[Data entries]

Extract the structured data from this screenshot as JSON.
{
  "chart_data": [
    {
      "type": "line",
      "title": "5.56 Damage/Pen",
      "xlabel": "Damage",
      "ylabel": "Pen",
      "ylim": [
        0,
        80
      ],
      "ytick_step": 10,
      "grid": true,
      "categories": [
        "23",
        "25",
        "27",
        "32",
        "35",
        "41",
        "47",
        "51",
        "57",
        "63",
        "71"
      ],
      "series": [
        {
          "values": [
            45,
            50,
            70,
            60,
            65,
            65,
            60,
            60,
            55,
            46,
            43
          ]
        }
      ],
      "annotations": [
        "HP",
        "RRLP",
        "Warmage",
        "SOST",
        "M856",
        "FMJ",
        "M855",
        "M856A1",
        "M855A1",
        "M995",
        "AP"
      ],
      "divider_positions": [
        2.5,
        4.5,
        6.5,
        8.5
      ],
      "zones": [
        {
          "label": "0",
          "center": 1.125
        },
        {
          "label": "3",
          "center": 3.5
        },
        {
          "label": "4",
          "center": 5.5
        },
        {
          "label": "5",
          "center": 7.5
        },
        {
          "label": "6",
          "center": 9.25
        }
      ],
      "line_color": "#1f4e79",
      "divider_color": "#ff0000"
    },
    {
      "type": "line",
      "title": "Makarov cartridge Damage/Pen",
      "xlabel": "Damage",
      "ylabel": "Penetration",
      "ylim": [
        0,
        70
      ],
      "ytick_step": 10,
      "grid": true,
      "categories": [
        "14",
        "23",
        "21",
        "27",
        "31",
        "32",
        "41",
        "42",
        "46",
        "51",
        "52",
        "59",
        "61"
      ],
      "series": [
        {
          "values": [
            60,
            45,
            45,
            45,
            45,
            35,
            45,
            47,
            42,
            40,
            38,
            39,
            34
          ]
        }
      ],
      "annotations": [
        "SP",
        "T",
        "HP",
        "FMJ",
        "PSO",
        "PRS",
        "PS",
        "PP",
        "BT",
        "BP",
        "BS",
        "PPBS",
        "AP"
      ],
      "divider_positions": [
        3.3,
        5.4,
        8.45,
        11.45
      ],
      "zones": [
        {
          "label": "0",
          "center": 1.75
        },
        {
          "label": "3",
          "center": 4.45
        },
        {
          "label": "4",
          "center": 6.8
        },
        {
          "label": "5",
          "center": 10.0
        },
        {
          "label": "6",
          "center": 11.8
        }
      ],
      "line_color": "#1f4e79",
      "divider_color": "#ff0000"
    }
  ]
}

# SET PROBLEM
Copy out each line exactly.

# SOLUTION
Extract the structured data from this screenshot as JSON.
{
  "chart_data": [
    {
      "type": "line",
      "title": "5.56 Damage/Pen",
      "xlabel": "Damage",
      "ylabel": "Pen",
      "ylim": [
        0,
        80
      ],
      "ytick_step": 10,
      "grid": true,
      "categories": [
        "23",
        "25",
        "27",
        "32",
        "35",
        "41",
        "47",
        "51",
        "57",
        "63",
        "71"
      ],
      "series": [
        {
          "values": [
            45,
            50,
            70,
            60,
            65,
            65,
            60,
            60,
            55,
            46,
            43
          ]
        }
      ],
      "annotations": [
        "HP",
        "RRLP",
        "Warmage",
        "SOST",
        "M856",
        "FMJ",
        "M855",
        "M856A1",
        "M855A1",
        "M995",
        "AP"
      ],
      "divider_positions": [
        2.5,
        4.5,
        6.5,
        8.5
      ],
      "zones": [
        {
          "label": "0",
          "center": 1.125
        },
        {
          "label": "3",
          "center": 3.5
        },
        {
          "label": "4",
          "center": 5.5
        },
        {
          "label": "5",
          "center": 7.5
        },
        {
          "label": "6",
          "center": 9.25
        }
      ],
      "line_color": "#1f4e79",
      "divider_color": "#ff0000"
    },
    {
      "type": "line",
      "title": "Makarov cartridge Damage/Pen",
      "xlabel": "Damage",
      "ylabel": "Penetration",
      "ylim": [
        0,
        70
      ],
      "ytick_step": 10,
      "grid": true,
      "categories": [
        "14",
        "23",
        "21",
        "27",
        "31",
        "32",
        "41",
        "42",
        "46",
        "51",
        "52",
        "59",
        "61"
      ],
      "series": [
        {
          "values": [
            60,
            45,
            45,
            45,
            45,
            35,
            45,
            47,
            42,
            40,
            38,
            39,
            34
          ]
        }
      ],
      "annotations": [
        "SP",
        "T",
        "HP",
        "FMJ",
        "PSO",
        "PRS",
        "PS",
        "PP",
        "BT",
        "BP",
        "BS",
        "PPBS",
        "AP"
      ],
      "divider_positions": [
        3.3,
        5.4,
        8.45,
        11.45
      ],
      "zones": [
        {
          "label": "0",
          "center": 1.75
        },
        {
          "label": "3",
          "center": 4.45
        },
        {
          "label": "4",
          "center": 6.8
        },
        {
          "label": "5",
          "center": 10.0
        },
        {
          "label": "6",
          "center": 11.8
        }
      ],
      "line_color": "#1f4e79",
      "divider_color": "#ff0000"
    }
  ]
}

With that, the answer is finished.